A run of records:
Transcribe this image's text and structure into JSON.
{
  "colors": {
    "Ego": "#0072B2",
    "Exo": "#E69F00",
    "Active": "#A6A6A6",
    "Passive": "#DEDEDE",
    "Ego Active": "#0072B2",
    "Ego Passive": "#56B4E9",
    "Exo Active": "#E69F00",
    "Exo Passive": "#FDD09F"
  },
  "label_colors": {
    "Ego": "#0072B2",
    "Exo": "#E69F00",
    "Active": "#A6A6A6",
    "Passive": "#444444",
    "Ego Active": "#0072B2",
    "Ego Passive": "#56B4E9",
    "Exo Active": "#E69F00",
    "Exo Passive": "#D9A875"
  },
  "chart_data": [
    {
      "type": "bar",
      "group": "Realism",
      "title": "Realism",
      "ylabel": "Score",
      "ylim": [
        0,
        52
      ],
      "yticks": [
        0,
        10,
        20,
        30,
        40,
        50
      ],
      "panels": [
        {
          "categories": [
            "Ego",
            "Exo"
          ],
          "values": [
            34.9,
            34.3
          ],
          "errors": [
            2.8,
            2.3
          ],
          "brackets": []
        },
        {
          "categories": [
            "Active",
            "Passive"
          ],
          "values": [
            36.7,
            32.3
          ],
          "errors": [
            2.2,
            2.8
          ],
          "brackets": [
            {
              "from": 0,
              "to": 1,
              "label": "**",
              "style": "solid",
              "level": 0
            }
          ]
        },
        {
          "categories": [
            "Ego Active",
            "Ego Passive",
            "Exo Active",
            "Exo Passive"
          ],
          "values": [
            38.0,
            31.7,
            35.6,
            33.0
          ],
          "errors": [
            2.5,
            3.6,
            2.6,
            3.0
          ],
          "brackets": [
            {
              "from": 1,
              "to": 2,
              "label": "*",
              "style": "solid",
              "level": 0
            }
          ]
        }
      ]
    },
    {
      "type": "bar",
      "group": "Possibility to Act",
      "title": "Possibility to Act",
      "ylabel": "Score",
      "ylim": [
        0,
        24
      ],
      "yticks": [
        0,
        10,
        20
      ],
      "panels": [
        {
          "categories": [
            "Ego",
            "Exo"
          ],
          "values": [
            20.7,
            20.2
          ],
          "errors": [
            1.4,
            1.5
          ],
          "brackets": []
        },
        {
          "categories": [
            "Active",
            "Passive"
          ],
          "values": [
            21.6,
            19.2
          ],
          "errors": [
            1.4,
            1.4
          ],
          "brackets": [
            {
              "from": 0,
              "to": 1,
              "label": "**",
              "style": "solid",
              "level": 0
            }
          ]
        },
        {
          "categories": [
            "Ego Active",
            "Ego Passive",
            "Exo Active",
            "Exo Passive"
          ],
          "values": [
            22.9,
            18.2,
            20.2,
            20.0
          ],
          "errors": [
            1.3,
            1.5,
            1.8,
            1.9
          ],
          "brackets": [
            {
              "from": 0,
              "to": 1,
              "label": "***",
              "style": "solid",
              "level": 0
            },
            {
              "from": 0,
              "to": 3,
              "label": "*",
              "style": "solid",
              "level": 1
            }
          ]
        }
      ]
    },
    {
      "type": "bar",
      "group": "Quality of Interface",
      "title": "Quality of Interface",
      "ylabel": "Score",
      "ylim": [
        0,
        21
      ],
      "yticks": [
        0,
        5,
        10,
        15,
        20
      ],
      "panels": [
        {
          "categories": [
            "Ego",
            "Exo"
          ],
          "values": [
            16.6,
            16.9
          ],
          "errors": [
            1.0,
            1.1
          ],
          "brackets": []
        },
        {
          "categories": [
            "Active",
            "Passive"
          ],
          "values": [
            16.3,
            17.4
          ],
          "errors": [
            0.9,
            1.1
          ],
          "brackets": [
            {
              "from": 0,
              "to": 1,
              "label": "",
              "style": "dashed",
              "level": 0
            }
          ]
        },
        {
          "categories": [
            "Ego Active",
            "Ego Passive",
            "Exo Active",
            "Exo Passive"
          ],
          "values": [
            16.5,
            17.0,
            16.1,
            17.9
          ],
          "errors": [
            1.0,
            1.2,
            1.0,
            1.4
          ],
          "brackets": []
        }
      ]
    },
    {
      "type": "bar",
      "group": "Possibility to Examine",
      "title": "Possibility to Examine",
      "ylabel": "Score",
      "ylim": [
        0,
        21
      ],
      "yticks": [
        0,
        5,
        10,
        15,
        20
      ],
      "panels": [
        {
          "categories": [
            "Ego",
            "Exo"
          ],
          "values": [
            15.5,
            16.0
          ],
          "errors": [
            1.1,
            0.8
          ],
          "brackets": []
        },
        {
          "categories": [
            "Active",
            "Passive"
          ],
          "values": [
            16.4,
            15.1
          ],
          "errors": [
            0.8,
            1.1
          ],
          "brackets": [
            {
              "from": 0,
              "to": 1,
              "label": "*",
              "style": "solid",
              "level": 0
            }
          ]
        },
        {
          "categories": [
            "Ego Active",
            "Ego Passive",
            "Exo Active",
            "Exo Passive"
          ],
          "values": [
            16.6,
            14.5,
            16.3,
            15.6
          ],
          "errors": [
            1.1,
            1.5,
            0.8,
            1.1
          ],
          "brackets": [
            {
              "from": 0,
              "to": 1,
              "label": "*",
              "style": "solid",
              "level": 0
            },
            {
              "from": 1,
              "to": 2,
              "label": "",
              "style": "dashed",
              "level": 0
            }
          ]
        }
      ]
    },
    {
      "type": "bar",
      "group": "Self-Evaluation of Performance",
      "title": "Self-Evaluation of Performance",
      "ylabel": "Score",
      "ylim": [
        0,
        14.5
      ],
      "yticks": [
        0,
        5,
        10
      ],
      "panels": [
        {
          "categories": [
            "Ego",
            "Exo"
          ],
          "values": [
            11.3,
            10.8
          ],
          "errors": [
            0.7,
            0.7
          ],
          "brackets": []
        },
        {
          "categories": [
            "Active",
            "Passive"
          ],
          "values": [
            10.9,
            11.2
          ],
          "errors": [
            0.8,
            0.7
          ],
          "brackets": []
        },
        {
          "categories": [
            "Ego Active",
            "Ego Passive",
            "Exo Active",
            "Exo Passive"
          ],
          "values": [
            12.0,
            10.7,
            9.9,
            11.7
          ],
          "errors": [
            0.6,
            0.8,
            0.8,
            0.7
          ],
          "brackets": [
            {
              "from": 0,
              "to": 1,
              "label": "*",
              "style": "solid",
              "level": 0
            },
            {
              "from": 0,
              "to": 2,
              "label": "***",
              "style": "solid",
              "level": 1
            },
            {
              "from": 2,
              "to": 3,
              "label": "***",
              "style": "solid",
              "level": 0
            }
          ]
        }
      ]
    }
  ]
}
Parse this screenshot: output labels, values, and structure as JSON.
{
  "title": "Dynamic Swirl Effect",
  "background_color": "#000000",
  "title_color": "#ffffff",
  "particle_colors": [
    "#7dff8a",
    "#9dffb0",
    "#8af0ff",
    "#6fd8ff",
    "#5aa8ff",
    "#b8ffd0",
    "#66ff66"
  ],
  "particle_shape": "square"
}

Goal :: Among the lines of the material, find those that hold the word "JSON" and copy them.

Result of the exercise ::
Transcribe this image's text and structure into JSON.
Parse this screenshot: output labels, values, and structure as JSON.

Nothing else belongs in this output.